Carry on the notebook text below about scraping neighborhood data from a Wikipedia postal code page, picking up right after its last line.

# PASSAGE SHOWN:
• • • • •
The Neighborhoods data will be extracted from the Wikkipedia page https://en.wikipedia.org/wiki/List_of_postal_codes_of_Canada:_M
After scraping and wrangling the data from Wikkipedia page we would read it in the Pandas DataFrame to load latitude and Longitude

### Table of Contents
<div class="alert alert-block alert-info" style="margin-top: 20px">

<font size = 3 color="black">

1. <a href="#item1">Scrape the Wikkipedia page</a>

2. <a href="#item2">Perform Data Cleaning/Wrangling</a>

3. <a href="#item3">Get Cordinates of the Neighborhoods</a>

</font>
</div>

### Import all the required libraries and dependencies

In [6]:
import numpy as np   # library to handle data in a vectorized manner
import pandas as pd  # library for data analysis
import requests      # library to handle requests
from bs4 import BeautifulSoup   # library to read the Wikkipedia page

print('Libraries imported.')

Libraries imported.
• • • • •
# RAW DATA:
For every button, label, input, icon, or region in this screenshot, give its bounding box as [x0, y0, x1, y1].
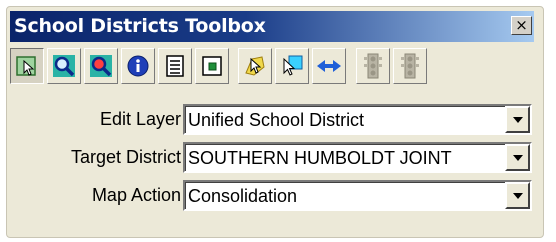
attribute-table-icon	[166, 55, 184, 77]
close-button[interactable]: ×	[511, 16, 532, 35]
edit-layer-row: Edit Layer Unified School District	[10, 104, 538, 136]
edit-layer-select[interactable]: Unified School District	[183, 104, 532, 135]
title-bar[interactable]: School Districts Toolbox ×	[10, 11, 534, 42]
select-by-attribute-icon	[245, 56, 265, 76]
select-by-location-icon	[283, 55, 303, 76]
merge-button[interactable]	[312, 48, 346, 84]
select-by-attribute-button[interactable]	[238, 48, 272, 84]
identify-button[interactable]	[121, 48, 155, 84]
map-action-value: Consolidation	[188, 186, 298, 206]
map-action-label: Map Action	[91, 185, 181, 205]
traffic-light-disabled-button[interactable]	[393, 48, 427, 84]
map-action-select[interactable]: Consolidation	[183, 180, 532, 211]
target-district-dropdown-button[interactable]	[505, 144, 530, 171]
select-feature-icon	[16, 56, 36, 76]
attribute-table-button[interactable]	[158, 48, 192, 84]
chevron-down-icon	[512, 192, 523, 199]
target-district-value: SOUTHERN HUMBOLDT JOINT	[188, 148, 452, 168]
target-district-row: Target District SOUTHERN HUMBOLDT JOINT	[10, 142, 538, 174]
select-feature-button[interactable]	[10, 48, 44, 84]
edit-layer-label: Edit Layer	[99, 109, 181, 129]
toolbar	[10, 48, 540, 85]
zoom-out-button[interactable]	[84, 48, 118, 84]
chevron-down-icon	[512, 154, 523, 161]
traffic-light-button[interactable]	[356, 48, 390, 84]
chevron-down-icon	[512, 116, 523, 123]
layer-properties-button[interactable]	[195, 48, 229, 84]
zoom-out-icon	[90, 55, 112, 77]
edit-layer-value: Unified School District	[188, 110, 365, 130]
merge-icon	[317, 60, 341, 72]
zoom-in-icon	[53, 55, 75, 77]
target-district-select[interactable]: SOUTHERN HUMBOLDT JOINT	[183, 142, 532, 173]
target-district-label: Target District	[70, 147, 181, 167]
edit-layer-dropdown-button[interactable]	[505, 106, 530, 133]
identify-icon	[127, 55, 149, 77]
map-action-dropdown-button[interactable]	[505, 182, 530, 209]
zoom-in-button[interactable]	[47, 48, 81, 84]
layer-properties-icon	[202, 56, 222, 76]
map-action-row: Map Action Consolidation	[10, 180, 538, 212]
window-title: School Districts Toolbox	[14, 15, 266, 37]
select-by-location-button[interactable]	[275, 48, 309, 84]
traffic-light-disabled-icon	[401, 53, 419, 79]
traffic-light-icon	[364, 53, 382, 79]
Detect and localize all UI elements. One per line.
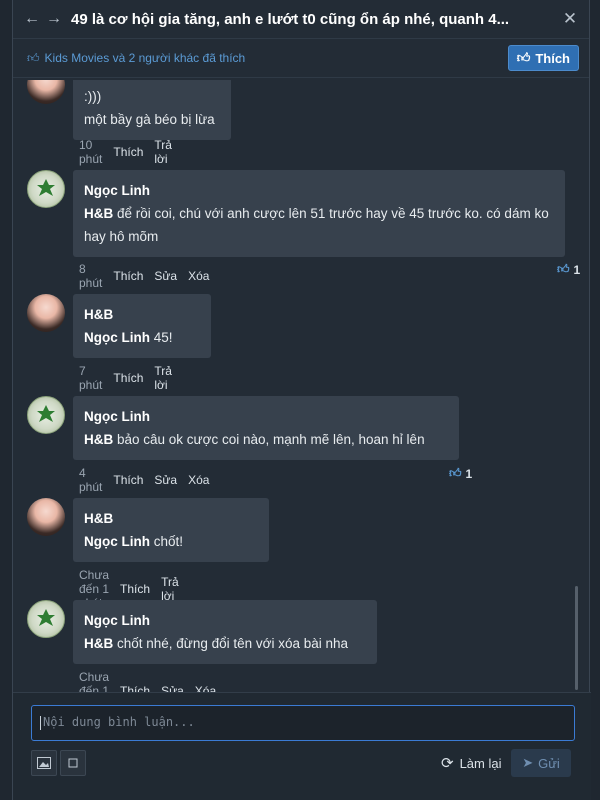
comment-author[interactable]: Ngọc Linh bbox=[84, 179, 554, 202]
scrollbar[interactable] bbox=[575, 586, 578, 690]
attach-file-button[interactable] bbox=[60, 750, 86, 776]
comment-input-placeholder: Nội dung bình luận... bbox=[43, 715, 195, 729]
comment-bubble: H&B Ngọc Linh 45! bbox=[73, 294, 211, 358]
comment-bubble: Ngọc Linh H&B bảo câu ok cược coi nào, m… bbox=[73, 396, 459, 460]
• • • • •
# REPLY TO THE TASK:
<a id=item1><font size=4 color="229C75">Scrape the Wikkipedia page</font></a>

Let's read the source code of the page and create a BeautifulSoup (soup)object with the BeautifulSoup function.
Beautiful Soup is a Python package for parsing HTML and XML documents. It creates a parse tree for parsed pages that can be used to extract data from HTML, which is useful for web scraping. Prettify() function in BeautifulSoup will enable us to view how the tags are nested in the document.

In [7]:
wikki_url = "https://en.wikipedia.org/wiki/List_of_postal_codes_of_Canada:_M"
soup = BeautifulSoup(requests.get(wikki_url).text,'lxml')
# print(soup.prettify())

On inspecting the elements we can see the table contents i.e. Neighborhoods are under wikitable sortable  
So let's find class ‘wikitable sortable’ in the HTML script.Extract the header and rows values in the list form.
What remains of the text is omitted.